## TASK DIRECTIONS
Find the string "Feet" in the listing and report every line that has it.

Collected data:
--- Begin ---
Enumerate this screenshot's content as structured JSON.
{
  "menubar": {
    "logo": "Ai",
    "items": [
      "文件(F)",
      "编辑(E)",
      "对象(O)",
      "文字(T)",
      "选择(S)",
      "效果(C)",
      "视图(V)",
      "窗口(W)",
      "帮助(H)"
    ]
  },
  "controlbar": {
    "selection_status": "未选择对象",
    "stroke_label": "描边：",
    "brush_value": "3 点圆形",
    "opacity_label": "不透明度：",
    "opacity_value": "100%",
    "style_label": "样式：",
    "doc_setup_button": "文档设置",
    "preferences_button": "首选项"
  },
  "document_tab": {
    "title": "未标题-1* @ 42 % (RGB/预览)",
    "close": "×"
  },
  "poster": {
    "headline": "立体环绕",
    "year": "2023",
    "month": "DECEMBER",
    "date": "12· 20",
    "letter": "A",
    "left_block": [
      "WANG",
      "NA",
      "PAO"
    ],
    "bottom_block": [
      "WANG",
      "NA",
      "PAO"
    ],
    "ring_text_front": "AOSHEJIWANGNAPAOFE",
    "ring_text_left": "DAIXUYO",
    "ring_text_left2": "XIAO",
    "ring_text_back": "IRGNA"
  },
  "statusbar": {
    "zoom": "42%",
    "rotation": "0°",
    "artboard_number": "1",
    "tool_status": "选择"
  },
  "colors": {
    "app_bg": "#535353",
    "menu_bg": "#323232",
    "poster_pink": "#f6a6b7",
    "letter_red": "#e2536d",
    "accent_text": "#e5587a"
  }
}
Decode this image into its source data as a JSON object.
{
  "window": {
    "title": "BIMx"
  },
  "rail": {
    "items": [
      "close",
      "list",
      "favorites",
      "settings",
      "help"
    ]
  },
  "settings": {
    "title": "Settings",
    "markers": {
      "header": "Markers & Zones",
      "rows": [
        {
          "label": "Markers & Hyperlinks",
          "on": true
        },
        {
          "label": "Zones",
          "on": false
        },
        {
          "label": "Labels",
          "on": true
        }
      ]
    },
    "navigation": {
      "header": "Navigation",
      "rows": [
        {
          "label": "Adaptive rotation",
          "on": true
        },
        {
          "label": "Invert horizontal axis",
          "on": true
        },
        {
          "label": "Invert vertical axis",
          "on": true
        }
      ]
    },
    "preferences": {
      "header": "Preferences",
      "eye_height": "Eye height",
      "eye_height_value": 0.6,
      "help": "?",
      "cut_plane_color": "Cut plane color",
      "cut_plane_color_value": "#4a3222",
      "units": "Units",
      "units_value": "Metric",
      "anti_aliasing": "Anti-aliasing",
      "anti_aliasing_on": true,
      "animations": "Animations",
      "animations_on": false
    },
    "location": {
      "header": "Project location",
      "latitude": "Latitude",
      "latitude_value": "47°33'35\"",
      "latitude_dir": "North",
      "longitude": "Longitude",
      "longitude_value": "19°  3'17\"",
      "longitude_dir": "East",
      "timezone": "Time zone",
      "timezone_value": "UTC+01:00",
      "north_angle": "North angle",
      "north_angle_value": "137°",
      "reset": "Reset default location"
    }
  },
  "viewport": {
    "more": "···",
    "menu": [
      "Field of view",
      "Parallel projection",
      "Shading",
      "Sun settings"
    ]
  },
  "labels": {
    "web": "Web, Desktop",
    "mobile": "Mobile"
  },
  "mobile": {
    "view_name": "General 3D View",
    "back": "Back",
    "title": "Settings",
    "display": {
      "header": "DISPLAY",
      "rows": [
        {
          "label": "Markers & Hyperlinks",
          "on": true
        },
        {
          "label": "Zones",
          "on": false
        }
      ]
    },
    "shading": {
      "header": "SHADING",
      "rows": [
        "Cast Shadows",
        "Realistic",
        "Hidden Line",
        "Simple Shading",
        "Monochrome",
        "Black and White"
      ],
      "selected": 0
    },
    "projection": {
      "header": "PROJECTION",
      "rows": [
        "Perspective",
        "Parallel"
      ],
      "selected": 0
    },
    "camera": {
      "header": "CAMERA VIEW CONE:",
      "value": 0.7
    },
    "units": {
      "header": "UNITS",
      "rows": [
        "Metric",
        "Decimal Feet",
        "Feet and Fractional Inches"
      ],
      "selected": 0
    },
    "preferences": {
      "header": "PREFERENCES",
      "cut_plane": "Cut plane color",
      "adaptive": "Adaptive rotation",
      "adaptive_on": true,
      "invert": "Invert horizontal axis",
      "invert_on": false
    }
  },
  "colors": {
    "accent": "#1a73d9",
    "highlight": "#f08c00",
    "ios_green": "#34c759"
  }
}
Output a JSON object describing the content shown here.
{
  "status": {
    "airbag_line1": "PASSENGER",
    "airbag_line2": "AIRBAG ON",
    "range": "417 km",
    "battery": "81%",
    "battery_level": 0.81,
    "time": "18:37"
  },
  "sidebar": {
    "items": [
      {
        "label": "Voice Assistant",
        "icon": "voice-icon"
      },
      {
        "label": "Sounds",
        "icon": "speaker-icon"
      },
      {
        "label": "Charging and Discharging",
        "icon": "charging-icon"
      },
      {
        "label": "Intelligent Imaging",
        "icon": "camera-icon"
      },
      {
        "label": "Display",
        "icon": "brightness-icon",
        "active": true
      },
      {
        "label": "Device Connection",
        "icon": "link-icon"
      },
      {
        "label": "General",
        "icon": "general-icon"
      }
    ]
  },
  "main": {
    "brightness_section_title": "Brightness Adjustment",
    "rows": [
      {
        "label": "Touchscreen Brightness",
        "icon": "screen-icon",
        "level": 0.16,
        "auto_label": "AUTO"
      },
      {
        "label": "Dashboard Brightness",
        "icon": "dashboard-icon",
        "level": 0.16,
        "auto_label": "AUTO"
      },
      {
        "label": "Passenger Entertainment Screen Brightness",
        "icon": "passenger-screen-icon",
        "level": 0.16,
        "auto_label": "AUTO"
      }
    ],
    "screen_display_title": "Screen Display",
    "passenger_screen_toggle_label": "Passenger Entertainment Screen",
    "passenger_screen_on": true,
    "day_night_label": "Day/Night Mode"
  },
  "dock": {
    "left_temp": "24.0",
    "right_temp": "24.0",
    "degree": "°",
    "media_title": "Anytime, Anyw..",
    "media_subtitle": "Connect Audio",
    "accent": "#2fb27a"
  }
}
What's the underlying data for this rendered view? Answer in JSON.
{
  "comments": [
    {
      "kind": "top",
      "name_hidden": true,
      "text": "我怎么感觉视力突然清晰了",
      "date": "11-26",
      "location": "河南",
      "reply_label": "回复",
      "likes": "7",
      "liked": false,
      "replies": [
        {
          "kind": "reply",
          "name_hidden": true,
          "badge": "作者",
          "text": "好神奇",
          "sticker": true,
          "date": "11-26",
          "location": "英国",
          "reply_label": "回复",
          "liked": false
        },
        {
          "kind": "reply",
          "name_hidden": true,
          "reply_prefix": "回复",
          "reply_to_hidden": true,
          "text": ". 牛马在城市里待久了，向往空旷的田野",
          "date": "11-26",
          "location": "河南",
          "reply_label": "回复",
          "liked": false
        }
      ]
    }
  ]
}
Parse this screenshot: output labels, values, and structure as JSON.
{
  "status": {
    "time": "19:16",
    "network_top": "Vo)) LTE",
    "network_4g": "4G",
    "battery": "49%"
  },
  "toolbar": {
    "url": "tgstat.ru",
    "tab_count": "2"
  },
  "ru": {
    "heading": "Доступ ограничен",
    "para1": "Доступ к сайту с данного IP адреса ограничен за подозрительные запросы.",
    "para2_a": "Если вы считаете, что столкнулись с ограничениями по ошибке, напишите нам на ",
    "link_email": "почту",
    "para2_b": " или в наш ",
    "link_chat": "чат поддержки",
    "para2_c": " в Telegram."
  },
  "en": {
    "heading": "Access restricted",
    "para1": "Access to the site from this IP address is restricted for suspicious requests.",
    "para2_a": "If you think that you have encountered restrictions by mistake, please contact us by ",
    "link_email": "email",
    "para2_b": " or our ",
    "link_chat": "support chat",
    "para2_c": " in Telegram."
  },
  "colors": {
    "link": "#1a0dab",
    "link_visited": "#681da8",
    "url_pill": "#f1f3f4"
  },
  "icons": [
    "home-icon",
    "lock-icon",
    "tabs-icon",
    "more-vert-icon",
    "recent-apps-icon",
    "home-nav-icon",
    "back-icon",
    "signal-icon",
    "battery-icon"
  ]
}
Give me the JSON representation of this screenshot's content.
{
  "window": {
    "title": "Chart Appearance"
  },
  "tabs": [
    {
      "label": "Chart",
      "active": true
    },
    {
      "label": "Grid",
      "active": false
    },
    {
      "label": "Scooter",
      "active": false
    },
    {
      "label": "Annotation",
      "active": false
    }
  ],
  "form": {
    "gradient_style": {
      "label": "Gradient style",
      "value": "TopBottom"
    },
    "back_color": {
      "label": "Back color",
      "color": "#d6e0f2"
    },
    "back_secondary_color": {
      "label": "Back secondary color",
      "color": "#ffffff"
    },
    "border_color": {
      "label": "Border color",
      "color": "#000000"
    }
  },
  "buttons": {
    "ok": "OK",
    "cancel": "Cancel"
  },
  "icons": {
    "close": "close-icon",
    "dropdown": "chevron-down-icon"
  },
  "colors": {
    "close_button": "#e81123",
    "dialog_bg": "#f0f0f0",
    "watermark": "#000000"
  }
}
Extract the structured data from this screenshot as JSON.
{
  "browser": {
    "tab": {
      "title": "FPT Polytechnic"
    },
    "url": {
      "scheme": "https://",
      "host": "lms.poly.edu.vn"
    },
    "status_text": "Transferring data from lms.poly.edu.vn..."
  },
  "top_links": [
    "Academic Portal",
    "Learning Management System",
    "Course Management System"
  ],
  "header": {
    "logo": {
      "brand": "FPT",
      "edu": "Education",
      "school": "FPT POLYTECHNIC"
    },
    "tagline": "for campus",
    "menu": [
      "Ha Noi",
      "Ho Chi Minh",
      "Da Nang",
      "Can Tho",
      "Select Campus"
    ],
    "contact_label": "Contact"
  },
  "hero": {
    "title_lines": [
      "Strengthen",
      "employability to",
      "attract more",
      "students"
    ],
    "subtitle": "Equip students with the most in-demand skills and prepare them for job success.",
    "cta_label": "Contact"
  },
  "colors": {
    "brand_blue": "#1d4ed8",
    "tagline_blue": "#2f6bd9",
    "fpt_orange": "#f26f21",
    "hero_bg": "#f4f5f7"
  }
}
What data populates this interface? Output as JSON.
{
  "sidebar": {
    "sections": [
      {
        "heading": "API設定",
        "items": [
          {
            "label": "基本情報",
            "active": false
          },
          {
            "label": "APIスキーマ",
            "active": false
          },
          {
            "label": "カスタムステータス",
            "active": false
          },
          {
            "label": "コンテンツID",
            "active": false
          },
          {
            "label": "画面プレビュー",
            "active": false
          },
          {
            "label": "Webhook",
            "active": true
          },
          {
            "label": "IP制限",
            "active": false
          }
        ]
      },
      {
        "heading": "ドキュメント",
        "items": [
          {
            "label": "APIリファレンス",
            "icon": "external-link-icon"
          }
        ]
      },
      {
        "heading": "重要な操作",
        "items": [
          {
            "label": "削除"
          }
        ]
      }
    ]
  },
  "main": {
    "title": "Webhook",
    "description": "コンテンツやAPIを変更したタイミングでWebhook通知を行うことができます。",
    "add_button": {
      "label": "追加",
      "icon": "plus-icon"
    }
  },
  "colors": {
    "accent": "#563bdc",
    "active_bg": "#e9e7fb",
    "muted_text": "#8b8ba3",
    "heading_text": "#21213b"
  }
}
--- End ---
## FINISHED TASK
        "Decimal Feet",
        "Feet and Fractional Inches"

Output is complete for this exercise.